■ **GIVEN TASK**
Your copy of the material must match it exactly, except that pictures are dropped.

■ **INPUT MATERIAL**
--*--

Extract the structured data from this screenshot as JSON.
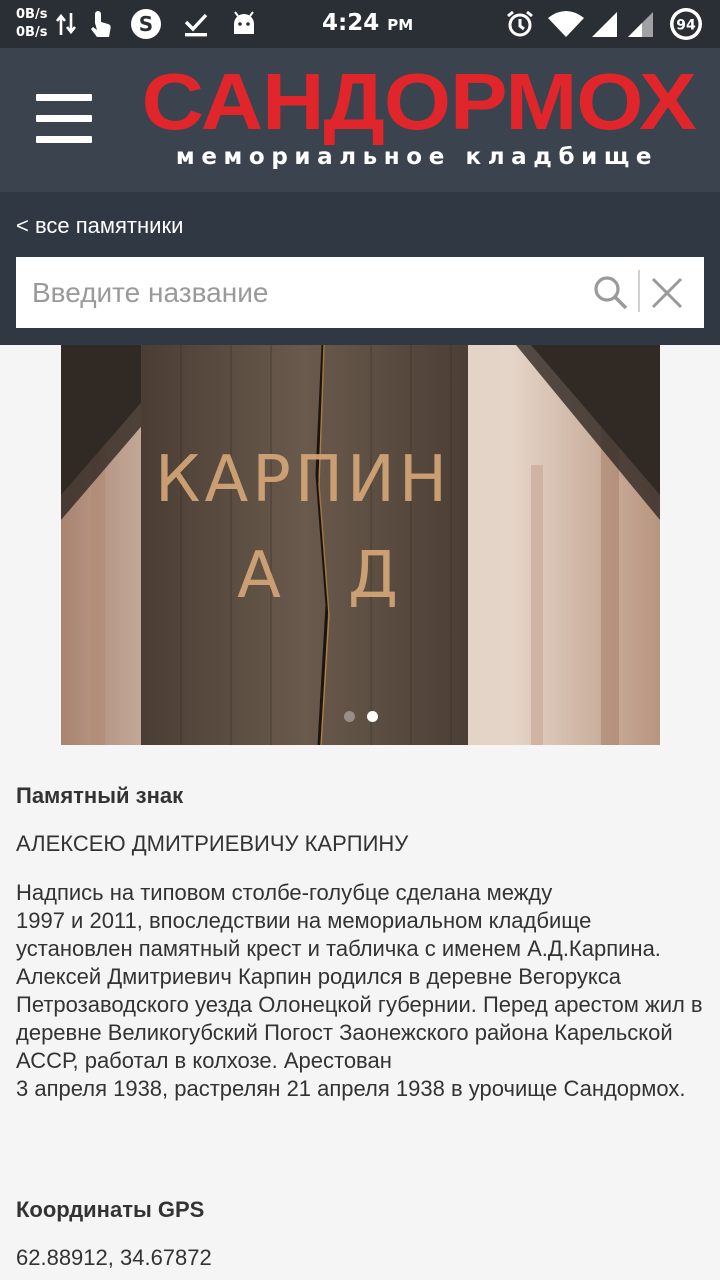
{
  "status_bar": {
    "net_up": "0B/s",
    "net_down": "0B/s",
    "time": "4:24",
    "ampm": "PM",
    "battery": "94",
    "icons": [
      "data-transfer-icon",
      "touch-icon",
      "skype-icon",
      "download-done-icon",
      "android-icon",
      "alarm-icon",
      "wifi-icon",
      "signal-icon",
      "signal-icon",
      "battery-icon"
    ]
  },
  "header": {
    "title": "САНДОРМОХ",
    "subtitle": "мемориальное кладбище",
    "title_color": "#e0262b"
  },
  "nav": {
    "back_label": "< все памятники"
  },
  "search": {
    "value": "",
    "placeholder": "Введите название"
  },
  "gallery": {
    "image": "wooden-post-inscription-karpin",
    "inscription": "КАРПИН А Д",
    "page_count": 2,
    "active_index": 1
  },
  "monument": {
    "type_label": "Памятный знак",
    "name": "АЛЕКСЕЮ ДМИТРИЕВИЧУ КАРПИНУ",
    "description_p1": "Надпись на типовом столбе-голубце сделана между\n1997 и 2011, впоследствии на мемориальном кладбище установлен памятный крест и табличка с именем А.Д.Карпина.",
    "description_p2": "Алексей Дмитриевич Карпин родился в деревне Вегорукса Петрозаводского уезда Олонецкой губернии. Перед арестом жил в деревне Великогубский Погост Заонежского района Карельской АССР, работал в колхозе. Арестован\n3 апреля 1938, растрелян 21 апреля 1938 в урочище Сандормох.",
    "gps_label": "Координаты GPS",
    "gps_value": "62.88912, 34.67872"
  }
}
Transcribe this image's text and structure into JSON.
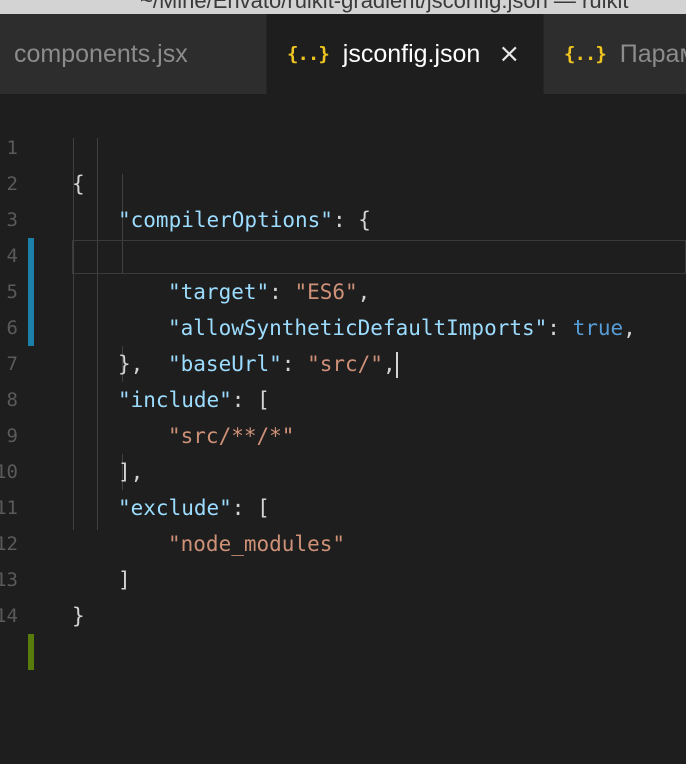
{
  "window": {
    "title": "~/Mine/Envato/ruikit-gradient/jsconfig.json — ruikit"
  },
  "tabs": [
    {
      "label": "components.jsx",
      "active": false,
      "icon": ""
    },
    {
      "label": "jsconfig.json",
      "active": true,
      "icon": "json-braces-icon",
      "icon_glyph": "{..}",
      "close": "×"
    },
    {
      "label": "Парам",
      "active": false,
      "icon": "json-braces-icon",
      "icon_glyph": "{..}"
    }
  ],
  "editor": {
    "line_numbers": [
      "1",
      "2",
      "3",
      "4",
      "5",
      "6",
      "7",
      "8",
      "9",
      "10",
      "11",
      "12",
      "13",
      "14"
    ],
    "lines": [
      {
        "tokens": [
          {
            "t": "{",
            "c": "p"
          }
        ]
      },
      {
        "tokens": [
          {
            "t": "\"compilerOptions\"",
            "c": "k"
          },
          {
            "t": ": {",
            "c": "p"
          }
        ]
      },
      {
        "tokens": [
          {
            "t": "\"target\"",
            "c": "k"
          },
          {
            "t": ": ",
            "c": "p"
          },
          {
            "t": "\"ES6\"",
            "c": "s"
          },
          {
            "t": ",",
            "c": "p"
          }
        ]
      },
      {
        "tokens": [
          {
            "t": "\"allowSyntheticDefaultImports\"",
            "c": "k"
          },
          {
            "t": ": ",
            "c": "p"
          },
          {
            "t": "true",
            "c": "b"
          },
          {
            "t": ",",
            "c": "p"
          }
        ]
      },
      {
        "tokens": [
          {
            "t": "\"baseUrl\"",
            "c": "k"
          },
          {
            "t": ": ",
            "c": "p"
          },
          {
            "t": "\"src/\"",
            "c": "s"
          },
          {
            "t": ",",
            "c": "p"
          }
        ]
      },
      {
        "tokens": [
          {
            "t": "},",
            "c": "p"
          }
        ]
      },
      {
        "tokens": [
          {
            "t": "\"include\"",
            "c": "k"
          },
          {
            "t": ": [",
            "c": "p"
          }
        ]
      },
      {
        "tokens": [
          {
            "t": "\"src/**/*\"",
            "c": "s"
          }
        ]
      },
      {
        "tokens": [
          {
            "t": "],",
            "c": "p"
          }
        ]
      },
      {
        "tokens": [
          {
            "t": "\"exclude\"",
            "c": "k"
          },
          {
            "t": ": [",
            "c": "p"
          }
        ]
      },
      {
        "tokens": [
          {
            "t": "\"node_modules\"",
            "c": "s"
          }
        ]
      },
      {
        "tokens": [
          {
            "t": "]",
            "c": "p"
          }
        ]
      },
      {
        "tokens": [
          {
            "t": "}",
            "c": "p"
          }
        ]
      },
      {
        "tokens": []
      }
    ],
    "modified_marker_color": "#1b81a8",
    "added_marker_color": "#587c0c"
  }
}
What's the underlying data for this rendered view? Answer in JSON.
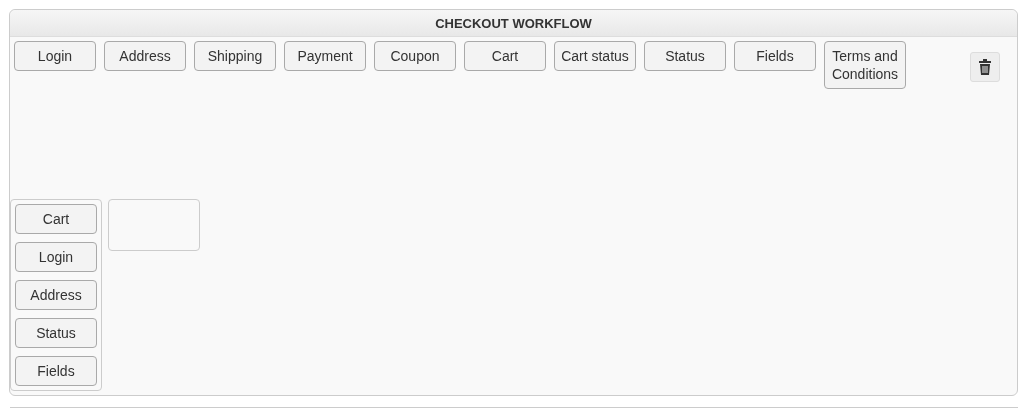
{
  "panel": {
    "title": "CHECKOUT WORKFLOW"
  },
  "palette": [
    {
      "label": "Login"
    },
    {
      "label": "Address"
    },
    {
      "label": "Shipping"
    },
    {
      "label": "Payment"
    },
    {
      "label": "Coupon"
    },
    {
      "label": "Cart"
    },
    {
      "label": "Cart status"
    },
    {
      "label": "Status"
    },
    {
      "label": "Fields"
    },
    {
      "label": "Terms and Conditions"
    }
  ],
  "columns": [
    {
      "items": [
        {
          "label": "Cart"
        },
        {
          "label": "Login"
        },
        {
          "label": "Address"
        },
        {
          "label": "Status"
        },
        {
          "label": "Fields"
        }
      ]
    },
    {
      "kind": "empty"
    }
  ]
}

--*--

■ **OUTPUT FOR THIS EXERCISE**
Extract the structured data from this screenshot as JSON.
{
  "status_bar": {
    "net_up": "0B/s",
    "net_down": "0B/s",
    "time": "4:24",
    "ampm": "PM",
    "battery": "94",
    "icons": [
      "data-transfer-icon",
      "touch-icon",
      "skype-icon",
      "download-done-icon",
      "android-icon",
      "alarm-icon",
      "wifi-icon",
      "signal-icon",
      "signal-icon",
      "battery-icon"
    ]
  },
  "header": {
    "title": "САНДОРМОХ",
    "subtitle": "мемориальное кладбище",
    "title_color": "#e0262b"
  },
  "nav": {
    "back_label": "< все памятники"
  },
  "search": {
    "value": "",
    "placeholder": "Введите название"
  },
  "gallery": {
    "image": "wooden-post-inscription-karpin",
    "inscription": "КАРПИН А Д",
    "page_count": 2,
    "active_index": 1
  },
  "monument": {
    "type_label": "Памятный знак",
    "name": "АЛЕКСЕЮ ДМИТРИЕВИЧУ КАРПИНУ",
    "description_p1": "Надпись на типовом столбе-голубце сделана между\n1997 и 2011, впоследствии на мемориальном кладбище установлен памятный крест и табличка с именем А.Д.Карпина.",
    "description_p2": "Алексей Дмитриевич Карпин родился в деревне Вегорукса Петрозаводского уезда Олонецкой губернии. Перед арестом жил в деревне Великогубский Погост Заонежского района Карельской АССР, работал в колхозе. Арестован\n3 апреля 1938, растрелян 21 апреля 1938 в урочище Сандормох.",
    "gps_label": "Координаты GPS",
    "gps_value": "62.88912, 34.67872"
  }
}
Transcribe this image's text and structure into JSON.
{
  "window": {
    "title": "~/Mine/Envato/ruikit-gradient/jsconfig.json — ruikit"
  },
  "tabs": [
    {
      "label": "components.jsx",
      "active": false,
      "icon": ""
    },
    {
      "label": "jsconfig.json",
      "active": true,
      "icon": "json-braces-icon",
      "icon_glyph": "{..}",
      "close": "×"
    },
    {
      "label": "Парам",
      "active": false,
      "icon": "json-braces-icon",
      "icon_glyph": "{..}"
    }
  ],
  "editor": {
    "line_numbers": [
      "1",
      "2",
      "3",
      "4",
      "5",
      "6",
      "7",
      "8",
      "9",
      "10",
      "11",
      "12",
      "13",
      "14"
    ],
    "lines": [
      {
        "tokens": [
          {
            "t": "{",
            "c": "p"
          }
        ]
      },
      {
        "tokens": [
          {
            "t": "\"compilerOptions\"",
            "c": "k"
          },
          {
            "t": ": {",
            "c": "p"
          }
        ]
      },
      {
        "tokens": [
          {
            "t": "\"target\"",
            "c": "k"
          },
          {
            "t": ": ",
            "c": "p"
          },
          {
            "t": "\"ES6\"",
            "c": "s"
          },
          {
            "t": ",",
            "c": "p"
          }
        ]
      },
      {
        "tokens": [
          {
            "t": "\"allowSyntheticDefaultImports\"",
            "c": "k"
          },
          {
            "t": ": ",
            "c": "p"
          },
          {
            "t": "true",
            "c": "b"
          },
          {
            "t": ",",
            "c": "p"
          }
        ]
      },
      {
        "tokens": [
          {
            "t": "\"baseUrl\"",
            "c": "k"
          },
          {
            "t": ": ",
            "c": "p"
          },
          {
            "t": "\"src/\"",
            "c": "s"
          },
          {
            "t": ",",
            "c": "p"
          }
        ]
      },
      {
        "tokens": [
          {
            "t": "},",
            "c": "p"
          }
        ]
      },
      {
        "tokens": [
          {
            "t": "\"include\"",
            "c": "k"
          },
          {
            "t": ": [",
            "c": "p"
          }
        ]
      },
      {
        "tokens": [
          {
            "t": "\"src/**/*\"",
            "c": "s"
          }
        ]
      },
      {
        "tokens": [
          {
            "t": "],",
            "c": "p"
          }
        ]
      },
      {
        "tokens": [
          {
            "t": "\"exclude\"",
            "c": "k"
          },
          {
            "t": ": [",
            "c": "p"
          }
        ]
      },
      {
        "tokens": [
          {
            "t": "\"node_modules\"",
            "c": "s"
          }
        ]
      },
      {
        "tokens": [
          {
            "t": "]",
            "c": "p"
          }
        ]
      },
      {
        "tokens": [
          {
            "t": "}",
            "c": "p"
          }
        ]
      },
      {
        "tokens": []
      }
    ],
    "modified_marker_color": "#1b81a8",
    "added_marker_color": "#587c0c"
  }
}
What's the underlying data for this rendered view? Answer in JSON.
{
  "panel": {
    "title": "CHECKOUT WORKFLOW"
  },
  "palette": [
    {
      "label": "Login"
    },
    {
      "label": "Address"
    },
    {
      "label": "Shipping"
    },
    {
      "label": "Payment"
    },
    {
      "label": "Coupon"
    },
    {
      "label": "Cart"
    },
    {
      "label": "Cart status"
    },
    {
      "label": "Status"
    },
    {
      "label": "Fields"
    },
    {
      "label": "Terms and Conditions"
    }
  ],
  "columns": [
    {
      "items": [
        {
          "label": "Cart"
        },
        {
          "label": "Login"
        },
        {
          "label": "Address"
        },
        {
          "label": "Status"
        },
        {
          "label": "Fields"
        }
      ]
    },
    {
      "kind": "empty"
    }
  ]
}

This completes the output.